*Given data*
━━━━━━━━

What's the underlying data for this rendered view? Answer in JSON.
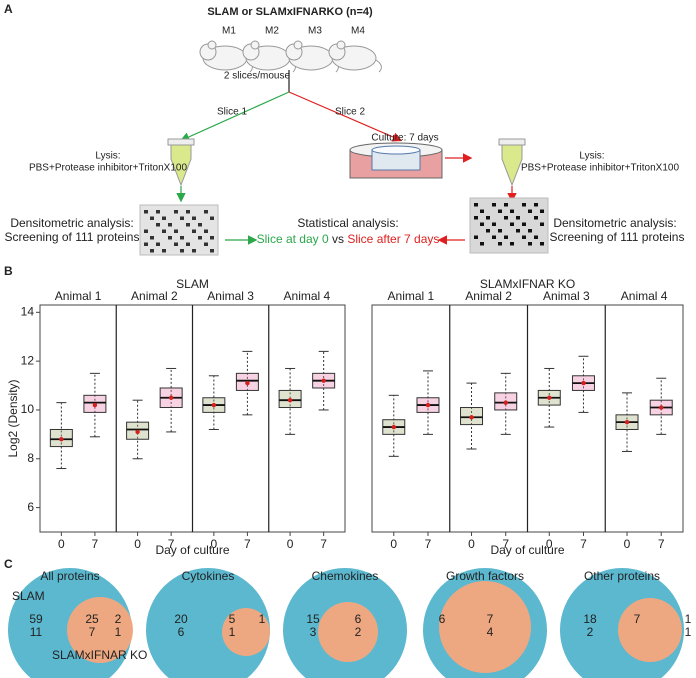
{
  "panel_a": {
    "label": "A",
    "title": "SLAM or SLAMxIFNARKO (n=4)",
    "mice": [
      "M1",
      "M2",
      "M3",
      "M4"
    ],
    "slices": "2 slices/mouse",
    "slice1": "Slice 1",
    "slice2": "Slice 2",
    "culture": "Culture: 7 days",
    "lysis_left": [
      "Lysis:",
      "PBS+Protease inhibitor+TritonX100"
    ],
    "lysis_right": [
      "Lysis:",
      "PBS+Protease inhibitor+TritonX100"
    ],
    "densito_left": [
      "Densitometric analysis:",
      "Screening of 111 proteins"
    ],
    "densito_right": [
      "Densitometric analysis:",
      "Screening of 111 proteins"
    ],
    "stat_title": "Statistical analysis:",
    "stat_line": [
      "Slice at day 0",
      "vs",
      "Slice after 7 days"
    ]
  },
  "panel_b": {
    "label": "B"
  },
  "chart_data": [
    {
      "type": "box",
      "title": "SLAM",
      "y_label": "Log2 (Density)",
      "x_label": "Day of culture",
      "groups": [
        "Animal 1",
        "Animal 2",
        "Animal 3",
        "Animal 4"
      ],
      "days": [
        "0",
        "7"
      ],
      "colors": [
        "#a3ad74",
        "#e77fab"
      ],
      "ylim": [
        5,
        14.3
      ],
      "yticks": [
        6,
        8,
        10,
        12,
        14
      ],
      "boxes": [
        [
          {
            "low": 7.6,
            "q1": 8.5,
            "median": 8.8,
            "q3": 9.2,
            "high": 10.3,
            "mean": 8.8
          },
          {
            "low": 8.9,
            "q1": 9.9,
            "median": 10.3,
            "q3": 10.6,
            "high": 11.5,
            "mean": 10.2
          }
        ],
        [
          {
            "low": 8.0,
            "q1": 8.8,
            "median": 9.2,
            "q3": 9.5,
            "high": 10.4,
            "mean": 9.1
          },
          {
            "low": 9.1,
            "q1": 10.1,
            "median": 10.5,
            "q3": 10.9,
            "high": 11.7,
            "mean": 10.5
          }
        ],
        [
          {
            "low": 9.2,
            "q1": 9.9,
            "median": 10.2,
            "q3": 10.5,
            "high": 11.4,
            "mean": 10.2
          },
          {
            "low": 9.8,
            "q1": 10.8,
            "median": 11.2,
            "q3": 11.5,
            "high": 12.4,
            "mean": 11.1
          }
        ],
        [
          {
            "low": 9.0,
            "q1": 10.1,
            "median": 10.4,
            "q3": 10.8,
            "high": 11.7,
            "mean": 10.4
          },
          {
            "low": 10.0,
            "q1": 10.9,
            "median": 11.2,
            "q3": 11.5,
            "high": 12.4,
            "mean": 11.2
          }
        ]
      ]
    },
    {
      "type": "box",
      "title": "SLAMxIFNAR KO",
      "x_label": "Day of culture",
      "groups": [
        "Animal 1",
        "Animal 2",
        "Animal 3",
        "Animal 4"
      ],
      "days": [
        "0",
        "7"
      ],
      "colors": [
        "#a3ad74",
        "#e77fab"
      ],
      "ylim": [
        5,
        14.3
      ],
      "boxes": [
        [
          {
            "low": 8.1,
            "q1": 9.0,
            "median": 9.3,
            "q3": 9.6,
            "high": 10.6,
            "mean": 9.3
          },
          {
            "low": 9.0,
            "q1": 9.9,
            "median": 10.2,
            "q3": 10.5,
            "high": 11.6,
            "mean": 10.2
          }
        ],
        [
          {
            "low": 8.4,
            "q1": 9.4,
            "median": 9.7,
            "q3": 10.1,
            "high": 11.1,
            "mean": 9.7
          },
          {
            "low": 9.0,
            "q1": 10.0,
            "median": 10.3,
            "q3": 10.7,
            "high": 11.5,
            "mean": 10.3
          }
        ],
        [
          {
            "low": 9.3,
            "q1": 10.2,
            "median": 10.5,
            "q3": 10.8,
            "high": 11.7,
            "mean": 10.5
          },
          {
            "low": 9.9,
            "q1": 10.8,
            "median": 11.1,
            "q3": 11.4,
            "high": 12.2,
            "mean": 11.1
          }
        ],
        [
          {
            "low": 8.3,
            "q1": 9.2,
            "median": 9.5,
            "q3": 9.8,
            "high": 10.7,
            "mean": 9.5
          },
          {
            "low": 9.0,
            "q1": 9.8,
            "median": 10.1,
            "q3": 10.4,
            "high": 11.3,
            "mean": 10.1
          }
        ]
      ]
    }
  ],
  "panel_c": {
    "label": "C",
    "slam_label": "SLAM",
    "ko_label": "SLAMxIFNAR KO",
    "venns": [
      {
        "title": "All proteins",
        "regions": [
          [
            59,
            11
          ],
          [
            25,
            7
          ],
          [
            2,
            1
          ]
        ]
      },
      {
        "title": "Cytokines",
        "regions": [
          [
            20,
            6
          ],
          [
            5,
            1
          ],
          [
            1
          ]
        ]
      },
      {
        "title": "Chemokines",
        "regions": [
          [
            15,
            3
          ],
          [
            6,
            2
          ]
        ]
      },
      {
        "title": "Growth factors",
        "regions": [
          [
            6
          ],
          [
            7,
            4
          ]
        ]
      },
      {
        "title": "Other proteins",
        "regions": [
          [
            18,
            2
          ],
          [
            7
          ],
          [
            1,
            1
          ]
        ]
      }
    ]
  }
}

━━━━━━━━

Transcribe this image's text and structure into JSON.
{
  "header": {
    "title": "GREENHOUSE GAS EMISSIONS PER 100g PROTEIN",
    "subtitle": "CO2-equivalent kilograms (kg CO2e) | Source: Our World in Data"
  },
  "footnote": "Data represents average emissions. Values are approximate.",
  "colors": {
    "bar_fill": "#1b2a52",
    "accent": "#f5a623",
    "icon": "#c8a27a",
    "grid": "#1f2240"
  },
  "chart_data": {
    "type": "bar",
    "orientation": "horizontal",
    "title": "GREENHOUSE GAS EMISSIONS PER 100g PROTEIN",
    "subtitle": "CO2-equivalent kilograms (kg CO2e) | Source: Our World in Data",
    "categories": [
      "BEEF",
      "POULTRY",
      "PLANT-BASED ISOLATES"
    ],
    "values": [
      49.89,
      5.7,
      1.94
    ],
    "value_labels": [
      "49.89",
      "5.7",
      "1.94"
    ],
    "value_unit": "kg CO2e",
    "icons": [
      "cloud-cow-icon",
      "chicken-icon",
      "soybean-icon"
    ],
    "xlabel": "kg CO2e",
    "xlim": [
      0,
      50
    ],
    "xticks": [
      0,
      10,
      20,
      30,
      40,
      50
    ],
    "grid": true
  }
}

━━━━━━━━

*What this task involves*
Of all the entries above, how many lines contain the string "proteins"? Answer with the number only.

*Exercise result*
4